Figure data in JSON ▸

-- Start --

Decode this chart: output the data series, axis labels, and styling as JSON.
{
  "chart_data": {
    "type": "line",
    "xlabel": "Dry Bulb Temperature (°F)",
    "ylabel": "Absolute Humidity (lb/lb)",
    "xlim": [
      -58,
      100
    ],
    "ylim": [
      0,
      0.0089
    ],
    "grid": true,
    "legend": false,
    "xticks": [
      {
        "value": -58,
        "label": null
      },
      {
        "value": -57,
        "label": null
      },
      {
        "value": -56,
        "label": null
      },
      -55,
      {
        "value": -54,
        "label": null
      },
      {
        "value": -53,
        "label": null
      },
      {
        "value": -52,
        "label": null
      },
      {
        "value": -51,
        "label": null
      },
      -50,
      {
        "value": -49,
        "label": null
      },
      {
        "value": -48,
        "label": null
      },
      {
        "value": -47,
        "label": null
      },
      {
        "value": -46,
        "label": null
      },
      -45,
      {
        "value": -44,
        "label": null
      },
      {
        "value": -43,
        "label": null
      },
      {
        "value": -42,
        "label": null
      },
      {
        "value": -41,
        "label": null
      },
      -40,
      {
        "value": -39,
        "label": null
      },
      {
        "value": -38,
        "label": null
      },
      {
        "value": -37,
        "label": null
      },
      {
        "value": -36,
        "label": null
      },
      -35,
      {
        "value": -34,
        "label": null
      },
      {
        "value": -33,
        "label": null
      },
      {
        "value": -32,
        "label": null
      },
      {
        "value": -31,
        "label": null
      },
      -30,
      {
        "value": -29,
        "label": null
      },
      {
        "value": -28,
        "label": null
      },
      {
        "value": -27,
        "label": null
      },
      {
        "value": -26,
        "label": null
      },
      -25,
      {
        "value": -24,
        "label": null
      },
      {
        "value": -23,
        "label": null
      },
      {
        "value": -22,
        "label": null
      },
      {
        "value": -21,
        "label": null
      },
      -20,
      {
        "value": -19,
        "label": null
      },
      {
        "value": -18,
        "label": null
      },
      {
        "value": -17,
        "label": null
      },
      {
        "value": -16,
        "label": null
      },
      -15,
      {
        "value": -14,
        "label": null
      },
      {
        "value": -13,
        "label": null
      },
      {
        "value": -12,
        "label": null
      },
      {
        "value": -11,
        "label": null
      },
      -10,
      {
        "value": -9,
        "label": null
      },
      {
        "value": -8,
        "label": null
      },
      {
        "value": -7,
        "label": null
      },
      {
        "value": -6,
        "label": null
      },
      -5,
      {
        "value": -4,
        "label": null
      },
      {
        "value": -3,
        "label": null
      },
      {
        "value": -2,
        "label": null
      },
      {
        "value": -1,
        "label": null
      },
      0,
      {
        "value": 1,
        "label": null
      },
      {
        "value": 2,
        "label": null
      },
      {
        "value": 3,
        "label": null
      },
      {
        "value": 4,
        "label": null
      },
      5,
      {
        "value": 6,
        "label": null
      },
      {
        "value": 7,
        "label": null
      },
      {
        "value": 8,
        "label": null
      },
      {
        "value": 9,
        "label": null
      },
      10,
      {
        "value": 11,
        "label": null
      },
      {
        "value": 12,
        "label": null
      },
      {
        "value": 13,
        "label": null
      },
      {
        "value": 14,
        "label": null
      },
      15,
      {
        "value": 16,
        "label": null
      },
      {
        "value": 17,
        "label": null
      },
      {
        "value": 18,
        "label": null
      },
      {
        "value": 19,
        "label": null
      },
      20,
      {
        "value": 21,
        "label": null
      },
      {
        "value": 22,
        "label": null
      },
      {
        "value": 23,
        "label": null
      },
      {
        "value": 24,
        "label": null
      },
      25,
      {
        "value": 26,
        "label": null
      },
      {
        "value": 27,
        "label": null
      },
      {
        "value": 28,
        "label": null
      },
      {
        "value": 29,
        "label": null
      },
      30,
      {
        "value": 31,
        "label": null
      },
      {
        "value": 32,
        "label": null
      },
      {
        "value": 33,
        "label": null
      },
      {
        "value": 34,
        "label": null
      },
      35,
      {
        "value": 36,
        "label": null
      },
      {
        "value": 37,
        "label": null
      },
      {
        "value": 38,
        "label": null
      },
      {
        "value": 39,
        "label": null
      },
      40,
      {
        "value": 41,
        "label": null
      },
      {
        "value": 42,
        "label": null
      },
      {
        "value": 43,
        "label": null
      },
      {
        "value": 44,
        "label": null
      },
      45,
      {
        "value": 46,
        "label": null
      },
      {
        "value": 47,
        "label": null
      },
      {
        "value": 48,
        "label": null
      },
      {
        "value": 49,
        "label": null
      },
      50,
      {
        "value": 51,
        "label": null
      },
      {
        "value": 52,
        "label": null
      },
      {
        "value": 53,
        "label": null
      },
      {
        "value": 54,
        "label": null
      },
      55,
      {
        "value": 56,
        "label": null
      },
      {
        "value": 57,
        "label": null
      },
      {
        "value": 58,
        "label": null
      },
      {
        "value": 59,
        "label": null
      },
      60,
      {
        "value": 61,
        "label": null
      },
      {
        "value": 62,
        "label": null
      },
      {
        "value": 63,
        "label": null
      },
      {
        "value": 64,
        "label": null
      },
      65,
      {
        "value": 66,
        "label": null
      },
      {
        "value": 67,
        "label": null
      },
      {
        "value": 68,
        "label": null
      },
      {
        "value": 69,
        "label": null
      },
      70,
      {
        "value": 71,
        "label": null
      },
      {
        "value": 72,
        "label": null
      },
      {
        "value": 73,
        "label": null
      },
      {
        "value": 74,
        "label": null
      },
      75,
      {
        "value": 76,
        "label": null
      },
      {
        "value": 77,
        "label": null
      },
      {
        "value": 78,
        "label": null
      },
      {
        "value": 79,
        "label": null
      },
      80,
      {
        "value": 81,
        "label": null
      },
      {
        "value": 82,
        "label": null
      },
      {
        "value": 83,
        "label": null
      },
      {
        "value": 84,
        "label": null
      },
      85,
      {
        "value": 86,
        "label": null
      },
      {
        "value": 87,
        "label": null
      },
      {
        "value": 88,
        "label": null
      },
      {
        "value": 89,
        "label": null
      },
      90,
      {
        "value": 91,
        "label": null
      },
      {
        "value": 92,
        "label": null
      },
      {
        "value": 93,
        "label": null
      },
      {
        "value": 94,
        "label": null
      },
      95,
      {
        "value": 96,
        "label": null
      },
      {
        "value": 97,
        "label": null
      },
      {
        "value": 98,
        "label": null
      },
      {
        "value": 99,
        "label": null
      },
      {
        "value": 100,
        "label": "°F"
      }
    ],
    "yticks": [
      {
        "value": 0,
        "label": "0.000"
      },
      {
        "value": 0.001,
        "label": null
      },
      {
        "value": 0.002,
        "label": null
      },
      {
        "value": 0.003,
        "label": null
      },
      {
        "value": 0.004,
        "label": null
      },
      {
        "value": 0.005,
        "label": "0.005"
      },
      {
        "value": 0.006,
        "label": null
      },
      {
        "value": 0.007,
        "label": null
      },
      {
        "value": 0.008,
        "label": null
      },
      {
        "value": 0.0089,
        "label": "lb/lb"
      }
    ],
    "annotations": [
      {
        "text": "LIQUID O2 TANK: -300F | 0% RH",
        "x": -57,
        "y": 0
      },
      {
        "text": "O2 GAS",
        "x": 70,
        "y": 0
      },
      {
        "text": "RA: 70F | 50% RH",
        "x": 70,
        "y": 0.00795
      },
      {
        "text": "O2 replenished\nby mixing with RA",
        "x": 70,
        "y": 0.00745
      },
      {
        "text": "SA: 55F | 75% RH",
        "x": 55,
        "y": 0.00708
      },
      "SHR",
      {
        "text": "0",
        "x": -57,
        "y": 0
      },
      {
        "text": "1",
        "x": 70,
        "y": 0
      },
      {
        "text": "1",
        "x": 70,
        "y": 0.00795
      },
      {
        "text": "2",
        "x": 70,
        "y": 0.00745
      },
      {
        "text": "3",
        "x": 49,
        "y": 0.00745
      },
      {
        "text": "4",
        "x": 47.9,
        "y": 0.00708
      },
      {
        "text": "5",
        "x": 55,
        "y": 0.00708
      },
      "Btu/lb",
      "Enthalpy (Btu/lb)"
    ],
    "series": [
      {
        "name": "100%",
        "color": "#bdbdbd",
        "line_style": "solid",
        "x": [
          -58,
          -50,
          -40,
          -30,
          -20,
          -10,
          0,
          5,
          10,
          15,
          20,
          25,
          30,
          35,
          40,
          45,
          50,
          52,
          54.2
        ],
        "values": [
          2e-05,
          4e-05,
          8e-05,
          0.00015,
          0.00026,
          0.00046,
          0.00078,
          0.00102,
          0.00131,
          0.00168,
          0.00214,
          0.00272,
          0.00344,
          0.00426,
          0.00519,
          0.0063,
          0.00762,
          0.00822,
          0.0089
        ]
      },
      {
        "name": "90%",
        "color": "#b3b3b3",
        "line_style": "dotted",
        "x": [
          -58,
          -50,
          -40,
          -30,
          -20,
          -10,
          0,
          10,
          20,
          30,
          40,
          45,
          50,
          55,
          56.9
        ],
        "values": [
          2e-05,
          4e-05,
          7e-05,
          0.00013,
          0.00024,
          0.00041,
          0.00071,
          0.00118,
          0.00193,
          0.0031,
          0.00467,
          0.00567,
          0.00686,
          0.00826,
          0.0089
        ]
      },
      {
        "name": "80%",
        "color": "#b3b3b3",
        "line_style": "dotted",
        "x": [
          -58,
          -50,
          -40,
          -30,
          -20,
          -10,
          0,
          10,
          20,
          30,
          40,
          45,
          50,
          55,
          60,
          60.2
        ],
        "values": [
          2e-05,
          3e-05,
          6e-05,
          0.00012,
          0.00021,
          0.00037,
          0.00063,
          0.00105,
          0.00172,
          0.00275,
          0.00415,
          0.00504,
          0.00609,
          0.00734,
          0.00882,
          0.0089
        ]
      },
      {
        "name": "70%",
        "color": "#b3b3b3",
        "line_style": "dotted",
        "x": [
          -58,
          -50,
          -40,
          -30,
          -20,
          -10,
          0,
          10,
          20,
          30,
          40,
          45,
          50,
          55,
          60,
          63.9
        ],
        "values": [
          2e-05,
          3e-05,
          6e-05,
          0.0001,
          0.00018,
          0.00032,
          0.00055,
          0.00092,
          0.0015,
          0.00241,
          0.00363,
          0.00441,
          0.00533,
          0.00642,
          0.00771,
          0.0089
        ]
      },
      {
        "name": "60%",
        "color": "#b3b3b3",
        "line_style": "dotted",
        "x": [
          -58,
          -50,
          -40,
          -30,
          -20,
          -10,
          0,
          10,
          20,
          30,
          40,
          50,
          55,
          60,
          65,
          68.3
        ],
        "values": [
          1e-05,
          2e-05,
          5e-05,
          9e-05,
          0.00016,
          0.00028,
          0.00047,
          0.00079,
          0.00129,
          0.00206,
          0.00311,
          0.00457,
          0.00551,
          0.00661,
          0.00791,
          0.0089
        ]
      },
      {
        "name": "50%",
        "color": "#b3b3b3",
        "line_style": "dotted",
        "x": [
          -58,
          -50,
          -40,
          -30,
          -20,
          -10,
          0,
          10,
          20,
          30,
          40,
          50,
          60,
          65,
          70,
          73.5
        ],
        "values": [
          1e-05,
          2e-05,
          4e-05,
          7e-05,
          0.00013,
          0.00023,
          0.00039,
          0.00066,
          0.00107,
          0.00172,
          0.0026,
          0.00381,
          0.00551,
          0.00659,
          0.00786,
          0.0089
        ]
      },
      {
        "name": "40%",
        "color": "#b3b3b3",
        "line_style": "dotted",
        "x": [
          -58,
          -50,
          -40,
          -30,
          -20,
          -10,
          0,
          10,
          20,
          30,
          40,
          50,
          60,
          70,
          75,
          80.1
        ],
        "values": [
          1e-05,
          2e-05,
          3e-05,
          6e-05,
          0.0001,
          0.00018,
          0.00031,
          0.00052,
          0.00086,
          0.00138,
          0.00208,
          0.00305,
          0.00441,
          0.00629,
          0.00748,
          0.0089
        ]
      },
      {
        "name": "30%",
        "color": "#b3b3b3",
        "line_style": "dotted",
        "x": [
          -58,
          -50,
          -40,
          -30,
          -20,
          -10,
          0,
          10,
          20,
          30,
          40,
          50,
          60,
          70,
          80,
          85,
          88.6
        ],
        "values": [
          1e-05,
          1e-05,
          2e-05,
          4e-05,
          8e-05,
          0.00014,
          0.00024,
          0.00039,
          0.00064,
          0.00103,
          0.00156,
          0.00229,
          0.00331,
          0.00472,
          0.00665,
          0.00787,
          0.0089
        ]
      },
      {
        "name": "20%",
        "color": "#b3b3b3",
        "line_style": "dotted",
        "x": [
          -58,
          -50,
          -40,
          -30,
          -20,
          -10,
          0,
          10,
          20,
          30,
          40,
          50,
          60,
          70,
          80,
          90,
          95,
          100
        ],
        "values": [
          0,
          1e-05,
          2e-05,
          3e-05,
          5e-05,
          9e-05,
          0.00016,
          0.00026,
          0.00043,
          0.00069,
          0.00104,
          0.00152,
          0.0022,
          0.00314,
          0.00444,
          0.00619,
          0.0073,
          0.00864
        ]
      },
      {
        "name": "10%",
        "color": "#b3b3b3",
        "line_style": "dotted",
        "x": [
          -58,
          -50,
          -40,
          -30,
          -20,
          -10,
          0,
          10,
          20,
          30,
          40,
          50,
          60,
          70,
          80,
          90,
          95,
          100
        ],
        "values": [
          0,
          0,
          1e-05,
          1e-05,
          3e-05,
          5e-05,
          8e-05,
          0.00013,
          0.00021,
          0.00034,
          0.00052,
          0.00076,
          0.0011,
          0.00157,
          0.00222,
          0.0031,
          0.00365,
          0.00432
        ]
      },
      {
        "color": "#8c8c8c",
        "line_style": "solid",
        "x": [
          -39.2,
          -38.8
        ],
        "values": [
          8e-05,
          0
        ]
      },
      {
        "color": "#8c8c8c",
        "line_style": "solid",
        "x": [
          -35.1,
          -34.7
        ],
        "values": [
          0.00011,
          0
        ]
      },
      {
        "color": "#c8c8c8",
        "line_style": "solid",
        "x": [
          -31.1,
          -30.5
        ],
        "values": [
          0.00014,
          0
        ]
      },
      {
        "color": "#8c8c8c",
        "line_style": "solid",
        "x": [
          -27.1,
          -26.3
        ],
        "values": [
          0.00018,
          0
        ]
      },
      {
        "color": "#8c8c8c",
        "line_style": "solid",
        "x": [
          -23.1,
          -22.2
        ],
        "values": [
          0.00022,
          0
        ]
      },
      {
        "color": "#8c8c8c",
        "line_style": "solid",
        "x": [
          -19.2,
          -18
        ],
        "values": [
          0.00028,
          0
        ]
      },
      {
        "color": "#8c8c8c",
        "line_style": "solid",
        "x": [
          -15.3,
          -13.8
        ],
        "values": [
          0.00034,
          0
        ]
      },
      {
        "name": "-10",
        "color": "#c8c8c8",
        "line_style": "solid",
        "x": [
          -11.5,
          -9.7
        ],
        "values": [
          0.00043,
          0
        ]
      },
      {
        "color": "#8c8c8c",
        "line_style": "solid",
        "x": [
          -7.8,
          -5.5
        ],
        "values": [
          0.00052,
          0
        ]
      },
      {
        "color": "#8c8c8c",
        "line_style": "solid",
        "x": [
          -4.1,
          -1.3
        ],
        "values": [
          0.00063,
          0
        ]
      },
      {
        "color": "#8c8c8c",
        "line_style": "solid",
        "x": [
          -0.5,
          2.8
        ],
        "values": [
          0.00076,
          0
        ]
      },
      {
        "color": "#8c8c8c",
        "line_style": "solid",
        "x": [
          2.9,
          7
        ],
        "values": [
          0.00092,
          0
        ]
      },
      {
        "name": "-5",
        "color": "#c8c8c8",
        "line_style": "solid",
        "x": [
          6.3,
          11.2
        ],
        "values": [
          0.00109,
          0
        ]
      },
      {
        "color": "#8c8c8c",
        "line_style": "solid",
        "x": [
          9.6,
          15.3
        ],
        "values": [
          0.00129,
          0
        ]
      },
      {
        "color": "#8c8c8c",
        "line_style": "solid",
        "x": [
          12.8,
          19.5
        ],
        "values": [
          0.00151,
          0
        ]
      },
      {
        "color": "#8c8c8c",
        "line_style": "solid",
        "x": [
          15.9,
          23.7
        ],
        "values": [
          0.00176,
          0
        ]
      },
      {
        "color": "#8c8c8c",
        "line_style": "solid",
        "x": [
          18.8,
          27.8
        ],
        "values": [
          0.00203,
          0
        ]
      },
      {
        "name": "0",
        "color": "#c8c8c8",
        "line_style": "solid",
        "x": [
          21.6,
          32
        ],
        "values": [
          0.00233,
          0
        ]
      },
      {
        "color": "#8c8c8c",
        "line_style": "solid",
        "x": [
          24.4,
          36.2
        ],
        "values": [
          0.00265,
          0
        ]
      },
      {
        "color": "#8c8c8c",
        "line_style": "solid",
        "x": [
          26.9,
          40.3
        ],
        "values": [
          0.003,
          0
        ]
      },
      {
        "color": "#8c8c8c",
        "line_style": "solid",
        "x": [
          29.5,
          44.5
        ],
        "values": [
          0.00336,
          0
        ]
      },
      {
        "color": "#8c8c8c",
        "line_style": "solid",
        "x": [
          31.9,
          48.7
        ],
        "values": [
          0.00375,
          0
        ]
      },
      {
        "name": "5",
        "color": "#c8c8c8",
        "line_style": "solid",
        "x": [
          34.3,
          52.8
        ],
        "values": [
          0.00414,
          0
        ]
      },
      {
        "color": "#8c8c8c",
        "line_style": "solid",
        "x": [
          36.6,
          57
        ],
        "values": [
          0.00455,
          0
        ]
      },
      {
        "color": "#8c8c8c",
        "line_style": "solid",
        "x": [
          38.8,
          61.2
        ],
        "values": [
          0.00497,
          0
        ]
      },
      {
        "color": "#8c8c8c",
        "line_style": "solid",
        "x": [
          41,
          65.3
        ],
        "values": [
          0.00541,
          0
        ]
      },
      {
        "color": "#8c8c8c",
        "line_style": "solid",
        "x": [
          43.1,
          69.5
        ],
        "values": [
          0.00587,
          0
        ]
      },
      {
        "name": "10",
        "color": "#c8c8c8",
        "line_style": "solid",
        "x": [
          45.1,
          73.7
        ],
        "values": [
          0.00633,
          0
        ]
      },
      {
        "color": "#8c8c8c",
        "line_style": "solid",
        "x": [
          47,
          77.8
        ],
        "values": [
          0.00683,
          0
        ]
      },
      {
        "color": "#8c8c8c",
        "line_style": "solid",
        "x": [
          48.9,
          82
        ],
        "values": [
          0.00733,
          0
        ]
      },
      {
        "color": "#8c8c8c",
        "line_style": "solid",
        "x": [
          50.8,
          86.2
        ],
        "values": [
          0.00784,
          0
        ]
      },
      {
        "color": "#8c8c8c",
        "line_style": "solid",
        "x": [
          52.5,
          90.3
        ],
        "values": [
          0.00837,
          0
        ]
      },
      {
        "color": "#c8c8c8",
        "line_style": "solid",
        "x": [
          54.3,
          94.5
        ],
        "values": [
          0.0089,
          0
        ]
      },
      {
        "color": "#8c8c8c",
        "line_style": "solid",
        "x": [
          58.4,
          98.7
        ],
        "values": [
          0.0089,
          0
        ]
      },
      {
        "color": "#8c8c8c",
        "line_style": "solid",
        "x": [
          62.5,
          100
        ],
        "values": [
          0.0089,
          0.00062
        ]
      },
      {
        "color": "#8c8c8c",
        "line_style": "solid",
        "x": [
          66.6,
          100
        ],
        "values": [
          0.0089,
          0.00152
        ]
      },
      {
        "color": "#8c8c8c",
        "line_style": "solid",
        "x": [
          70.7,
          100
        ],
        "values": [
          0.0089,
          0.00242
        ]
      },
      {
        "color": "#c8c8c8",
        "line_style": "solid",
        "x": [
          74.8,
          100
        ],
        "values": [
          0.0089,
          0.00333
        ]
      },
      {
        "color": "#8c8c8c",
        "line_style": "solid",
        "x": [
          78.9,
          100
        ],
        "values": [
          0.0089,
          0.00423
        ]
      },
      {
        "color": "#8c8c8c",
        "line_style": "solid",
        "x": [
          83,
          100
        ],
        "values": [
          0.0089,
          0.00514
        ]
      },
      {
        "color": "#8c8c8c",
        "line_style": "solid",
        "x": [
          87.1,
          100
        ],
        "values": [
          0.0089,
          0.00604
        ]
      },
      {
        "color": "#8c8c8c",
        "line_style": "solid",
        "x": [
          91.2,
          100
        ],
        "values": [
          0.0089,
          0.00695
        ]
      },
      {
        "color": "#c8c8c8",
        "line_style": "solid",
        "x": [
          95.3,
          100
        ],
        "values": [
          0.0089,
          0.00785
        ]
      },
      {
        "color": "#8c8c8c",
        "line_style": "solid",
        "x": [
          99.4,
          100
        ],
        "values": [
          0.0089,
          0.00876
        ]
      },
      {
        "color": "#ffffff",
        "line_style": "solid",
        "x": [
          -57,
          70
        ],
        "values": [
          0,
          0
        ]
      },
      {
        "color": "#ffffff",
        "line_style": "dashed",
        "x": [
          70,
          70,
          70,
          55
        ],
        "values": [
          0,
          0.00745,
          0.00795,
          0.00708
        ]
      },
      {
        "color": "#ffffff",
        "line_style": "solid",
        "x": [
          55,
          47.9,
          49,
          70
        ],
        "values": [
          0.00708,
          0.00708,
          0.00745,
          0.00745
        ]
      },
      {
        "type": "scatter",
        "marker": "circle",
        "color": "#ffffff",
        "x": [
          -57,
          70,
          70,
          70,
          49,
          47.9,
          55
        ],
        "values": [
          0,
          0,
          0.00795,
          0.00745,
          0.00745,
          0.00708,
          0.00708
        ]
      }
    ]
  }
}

-- End --

What this task involves ▸ What is the number of lines above that contain the string "series"? Answer with the number alone.

Answer to the problem ▸ 2